»»

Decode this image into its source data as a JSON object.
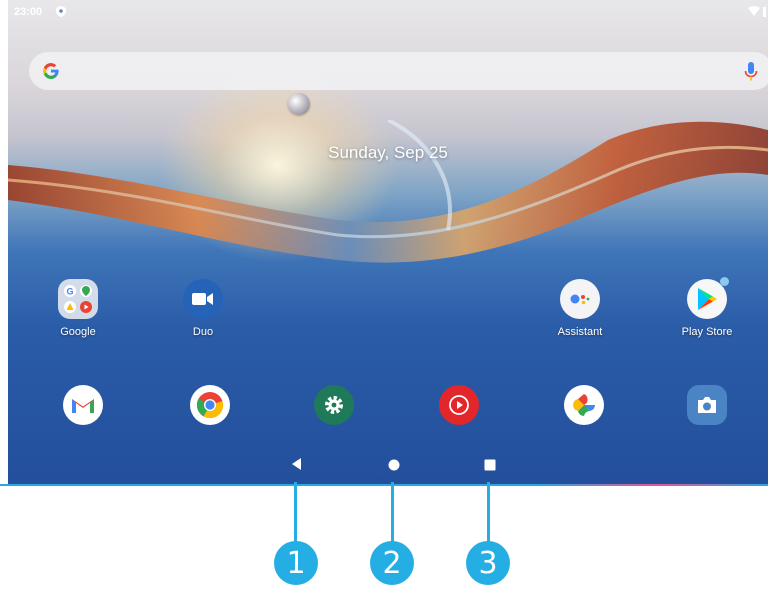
{
  "status_bar": {
    "time": "23:00",
    "left_icon": "shield-icon",
    "right_icons": [
      "wifi-icon",
      "battery-icon"
    ]
  },
  "search_bar": {
    "left_icon": "google-g-icon",
    "right_icon": "mic-icon"
  },
  "date_widget": {
    "text": "Sunday, Sep 25"
  },
  "apps_row1": [
    {
      "label": "Google",
      "icon": "google-folder-icon"
    },
    {
      "label": "Duo",
      "icon": "duo-icon"
    },
    {
      "label": "Assistant",
      "icon": "assistant-icon"
    },
    {
      "label": "Play Store",
      "icon": "play-store-icon"
    }
  ],
  "dock": [
    {
      "icon": "gmail-icon"
    },
    {
      "icon": "chrome-icon"
    },
    {
      "icon": "settings-icon"
    },
    {
      "icon": "youtube-music-icon"
    },
    {
      "icon": "photos-icon"
    },
    {
      "icon": "camera-icon"
    }
  ],
  "nav_bar": {
    "back": "back-icon",
    "home": "home-icon",
    "recents": "recents-icon"
  },
  "callouts": [
    "1",
    "2",
    "3"
  ],
  "colors": {
    "callout": "#25aee3",
    "wallpaper_top": "#e8e7ea",
    "wallpaper_bottom": "#234f9c"
  }
}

««

Given task
Set down every entry word for word, but omit the pictures.

Full answer
Decode this image into its source data as a JSON object.
{
  "status_bar": {
    "time": "23:00",
    "left_icon": "shield-icon",
    "right_icons": [
      "wifi-icon",
      "battery-icon"
    ]
  },
  "search_bar": {
    "left_icon": "google-g-icon",
    "right_icon": "mic-icon"
  },
  "date_widget": {
    "text": "Sunday, Sep 25"
  },
  "apps_row1": [
    {
      "label": "Google",
      "icon": "google-folder-icon"
    },
    {
      "label": "Duo",
      "icon": "duo-icon"
    },
    {
      "label": "Assistant",
      "icon": "assistant-icon"
    },
    {
      "label": "Play Store",
      "icon": "play-store-icon"
    }
  ],
  "dock": [
    {
      "icon": "gmail-icon"
    },
    {
      "icon": "chrome-icon"
    },
    {
      "icon": "settings-icon"
    },
    {
      "icon": "youtube-music-icon"
    },
    {
      "icon": "photos-icon"
    },
    {
      "icon": "camera-icon"
    }
  ],
  "nav_bar": {
    "back": "back-icon",
    "home": "home-icon",
    "recents": "recents-icon"
  },
  "callouts": [
    "1",
    "2",
    "3"
  ],
  "colors": {
    "callout": "#25aee3",
    "wallpaper_top": "#e8e7ea",
    "wallpaper_bottom": "#234f9c"
  }
}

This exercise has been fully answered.